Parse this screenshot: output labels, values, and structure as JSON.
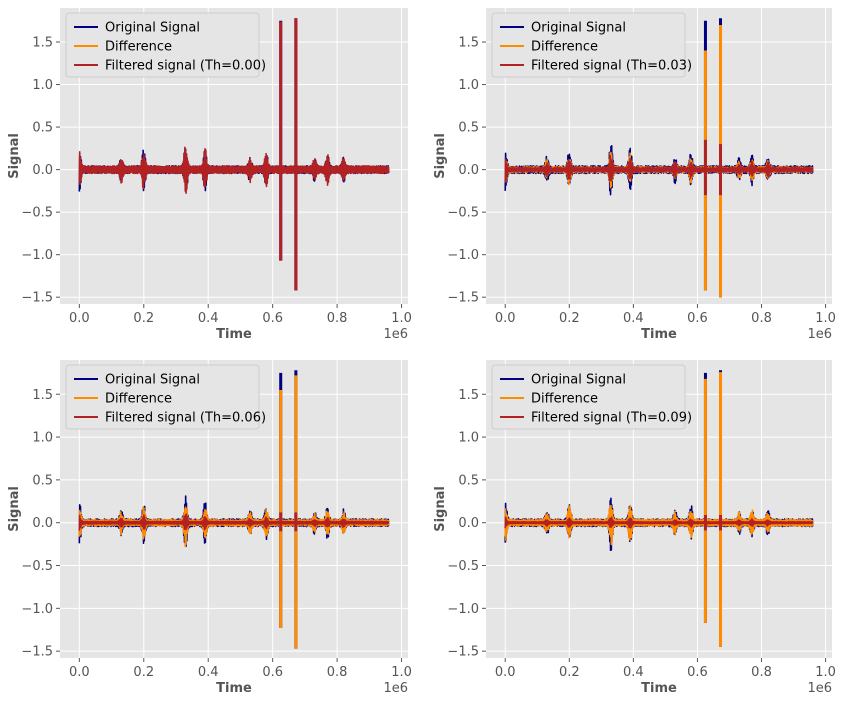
{
  "chart_data": [
    {
      "type": "line",
      "xlabel": "Time",
      "ylabel": "Signal",
      "x_offset_label": "1e6",
      "xlim": [
        -0.06,
        1.02
      ],
      "ylim": [
        -1.58,
        1.9
      ],
      "xticks": [
        0.0,
        0.2,
        0.4,
        0.6,
        0.8,
        1.0
      ],
      "xtick_labels": [
        "0.0",
        "0.2",
        "0.4",
        "0.6",
        "0.8",
        "1.0"
      ],
      "yticks": [
        -1.5,
        -1.0,
        -0.5,
        0.0,
        0.5,
        1.0,
        1.5
      ],
      "ytick_labels": [
        "−1.5",
        "−1.0",
        "−0.5",
        "0.0",
        "0.5",
        "1.0",
        "1.5"
      ],
      "grid": true,
      "legend_placement": "top-left",
      "series": [
        {
          "name": "Original Signal",
          "color": "#000080",
          "amp_scale": 1.0,
          "spikes": [
            {
              "x": 0.625,
              "top": 1.75,
              "bottom": -1.07
            },
            {
              "x": 0.672,
              "top": 1.78,
              "bottom": -1.42
            }
          ]
        },
        {
          "name": "Difference",
          "color": "#ff8c00",
          "amp_scale": 0.0,
          "spikes": []
        },
        {
          "name": "Filtered signal (Th=0.00)",
          "color": "#b22222",
          "amp_scale": 1.0,
          "spikes": [
            {
              "x": 0.625,
              "top": 1.74,
              "bottom": -1.07
            },
            {
              "x": 0.672,
              "top": 1.78,
              "bottom": -1.42
            }
          ]
        }
      ]
    },
    {
      "type": "line",
      "xlabel": "Time",
      "ylabel": "Signal",
      "x_offset_label": "1e6",
      "xlim": [
        -0.06,
        1.02
      ],
      "ylim": [
        -1.58,
        1.9
      ],
      "xticks": [
        0.0,
        0.2,
        0.4,
        0.6,
        0.8,
        1.0
      ],
      "xtick_labels": [
        "0.0",
        "0.2",
        "0.4",
        "0.6",
        "0.8",
        "1.0"
      ],
      "yticks": [
        -1.5,
        -1.0,
        -0.5,
        0.0,
        0.5,
        1.0,
        1.5
      ],
      "ytick_labels": [
        "−1.5",
        "−1.0",
        "−0.5",
        "0.0",
        "0.5",
        "1.0",
        "1.5"
      ],
      "grid": true,
      "legend_placement": "top-left",
      "series": [
        {
          "name": "Original Signal",
          "color": "#000080",
          "amp_scale": 1.0,
          "spikes": [
            {
              "x": 0.625,
              "top": 1.75,
              "bottom": -1.42
            },
            {
              "x": 0.672,
              "top": 1.78,
              "bottom": -1.5
            }
          ]
        },
        {
          "name": "Difference",
          "color": "#ff8c00",
          "amp_scale": 0.75,
          "spikes": [
            {
              "x": 0.625,
              "top": 1.4,
              "bottom": -1.42
            },
            {
              "x": 0.672,
              "top": 1.7,
              "bottom": -1.5
            }
          ]
        },
        {
          "name": "Filtered signal (Th=0.03)",
          "color": "#b22222",
          "amp_scale": 0.55,
          "spikes": [
            {
              "x": 0.625,
              "top": 0.35,
              "bottom": -0.3
            },
            {
              "x": 0.672,
              "top": 0.3,
              "bottom": -0.3
            }
          ]
        }
      ]
    },
    {
      "type": "line",
      "xlabel": "Time",
      "ylabel": "Signal",
      "x_offset_label": "1e6",
      "xlim": [
        -0.06,
        1.02
      ],
      "ylim": [
        -1.58,
        1.9
      ],
      "xticks": [
        0.0,
        0.2,
        0.4,
        0.6,
        0.8,
        1.0
      ],
      "xtick_labels": [
        "0.0",
        "0.2",
        "0.4",
        "0.6",
        "0.8",
        "1.0"
      ],
      "yticks": [
        -1.5,
        -1.0,
        -0.5,
        0.0,
        0.5,
        1.0,
        1.5
      ],
      "ytick_labels": [
        "−1.5",
        "−1.0",
        "−0.5",
        "0.0",
        "0.5",
        "1.0",
        "1.5"
      ],
      "grid": true,
      "legend_placement": "top-left",
      "series": [
        {
          "name": "Original Signal",
          "color": "#000080",
          "amp_scale": 1.0,
          "spikes": [
            {
              "x": 0.625,
              "top": 1.75,
              "bottom": -1.23
            },
            {
              "x": 0.672,
              "top": 1.78,
              "bottom": -1.47
            }
          ]
        },
        {
          "name": "Difference",
          "color": "#ff8c00",
          "amp_scale": 0.85,
          "spikes": [
            {
              "x": 0.625,
              "top": 1.55,
              "bottom": -1.23
            },
            {
              "x": 0.672,
              "top": 1.72,
              "bottom": -1.47
            }
          ]
        },
        {
          "name": "Filtered signal (Th=0.06)",
          "color": "#b22222",
          "amp_scale": 0.35,
          "spikes": [
            {
              "x": 0.625,
              "top": 0.12,
              "bottom": -0.1
            },
            {
              "x": 0.672,
              "top": 0.12,
              "bottom": -0.1
            }
          ]
        }
      ]
    },
    {
      "type": "line",
      "xlabel": "Time",
      "ylabel": "Signal",
      "x_offset_label": "1e6",
      "xlim": [
        -0.06,
        1.02
      ],
      "ylim": [
        -1.58,
        1.9
      ],
      "xticks": [
        0.0,
        0.2,
        0.4,
        0.6,
        0.8,
        1.0
      ],
      "xtick_labels": [
        "0.0",
        "0.2",
        "0.4",
        "0.6",
        "0.8",
        "1.0"
      ],
      "yticks": [
        -1.5,
        -1.0,
        -0.5,
        0.0,
        0.5,
        1.0,
        1.5
      ],
      "ytick_labels": [
        "−1.5",
        "−1.0",
        "−0.5",
        "0.0",
        "0.5",
        "1.0",
        "1.5"
      ],
      "grid": true,
      "legend_placement": "top-left",
      "series": [
        {
          "name": "Original Signal",
          "color": "#000080",
          "amp_scale": 1.0,
          "spikes": [
            {
              "x": 0.625,
              "top": 1.75,
              "bottom": -1.17
            },
            {
              "x": 0.672,
              "top": 1.78,
              "bottom": -1.45
            }
          ]
        },
        {
          "name": "Difference",
          "color": "#ff8c00",
          "amp_scale": 0.88,
          "spikes": [
            {
              "x": 0.625,
              "top": 1.68,
              "bottom": -1.17
            },
            {
              "x": 0.672,
              "top": 1.76,
              "bottom": -1.45
            }
          ]
        },
        {
          "name": "Filtered signal (Th=0.09)",
          "color": "#b22222",
          "amp_scale": 0.25,
          "spikes": [
            {
              "x": 0.625,
              "top": 0.09,
              "bottom": -0.09
            },
            {
              "x": 0.672,
              "top": 0.09,
              "bottom": -0.09
            }
          ]
        }
      ]
    }
  ],
  "signal_envelope": {
    "x_end": 0.96,
    "baseline_amplitude": 0.045,
    "bursts": [
      {
        "x": 0.0,
        "amp": 0.23
      },
      {
        "x": 0.13,
        "amp": 0.12
      },
      {
        "x": 0.2,
        "amp": 0.22
      },
      {
        "x": 0.33,
        "amp": 0.3
      },
      {
        "x": 0.39,
        "amp": 0.22
      },
      {
        "x": 0.53,
        "amp": 0.12
      },
      {
        "x": 0.58,
        "amp": 0.17
      },
      {
        "x": 0.73,
        "amp": 0.1
      },
      {
        "x": 0.77,
        "amp": 0.15
      },
      {
        "x": 0.82,
        "amp": 0.12
      }
    ]
  }
}
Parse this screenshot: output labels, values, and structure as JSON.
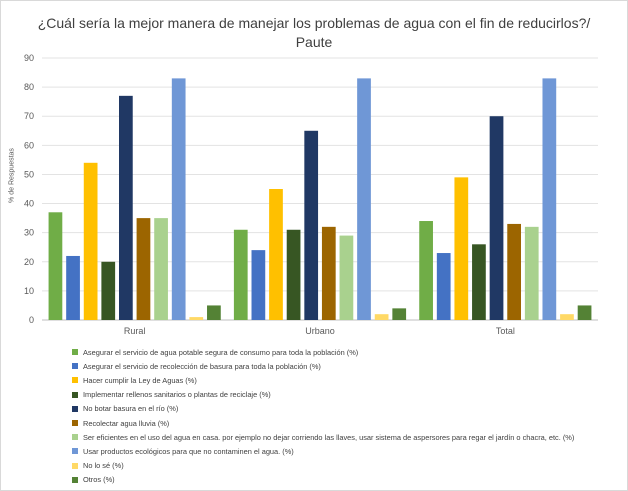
{
  "chart_data": {
    "type": "bar",
    "title_line1": "¿Cuál sería la mejor manera de manejar los problemas de agua con el fin de reducirlos?/",
    "title_line2": "Paute",
    "ylabel": "% de Respuestas",
    "xlabel": "",
    "ylim": [
      0,
      90
    ],
    "yticks": [
      0,
      10,
      20,
      30,
      40,
      50,
      60,
      70,
      80,
      90
    ],
    "grid": true,
    "legend_position": "bottom",
    "categories": [
      "Rural",
      "Urbano",
      "Total"
    ],
    "series": [
      {
        "name": "Asegurar el servicio de agua potable segura de consumo para toda la población (%)",
        "color": "#70ad47",
        "values": [
          37,
          31,
          34
        ]
      },
      {
        "name": "Asegurar el servicio de recolección de basura para toda la población (%)",
        "color": "#4472c4",
        "values": [
          22,
          24,
          23
        ]
      },
      {
        "name": "Hacer cumplir la Ley de Aguas (%)",
        "color": "#ffc000",
        "values": [
          54,
          45,
          49
        ]
      },
      {
        "name": "Implementar rellenos sanitarios o plantas de reciclaje (%)",
        "color": "#375623",
        "values": [
          20,
          31,
          26
        ]
      },
      {
        "name": "No botar basura en el río (%)",
        "color": "#203864",
        "values": [
          77,
          65,
          70
        ]
      },
      {
        "name": "Recolectar agua lluvia (%)",
        "color": "#9c6500",
        "values": [
          35,
          32,
          33
        ]
      },
      {
        "name": "Ser eficientes en el uso del agua en casa. por ejemplo no dejar corriendo las llaves, usar sistema de aspersores para regar el jardín o chacra, etc. (%)",
        "color": "#a9d18e",
        "values": [
          35,
          29,
          32
        ]
      },
      {
        "name": "Usar productos ecológicos para que no contaminen el agua. (%)",
        "color": "#6f97d6",
        "values": [
          83,
          83,
          83
        ]
      },
      {
        "name": "No lo sé (%)",
        "color": "#ffd966",
        "values": [
          1,
          2,
          2
        ]
      },
      {
        "name": "Otros (%)",
        "color": "#548235",
        "values": [
          5,
          4,
          5
        ]
      }
    ]
  }
}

### Task description
Where a line contains the string "toda", extract that line.

### Solution
        "name": "Asegurar el servicio de agua potable segura de consumo para toda la población (%)",
        "name": "Asegurar el servicio de recolección de basura para toda la población (%)",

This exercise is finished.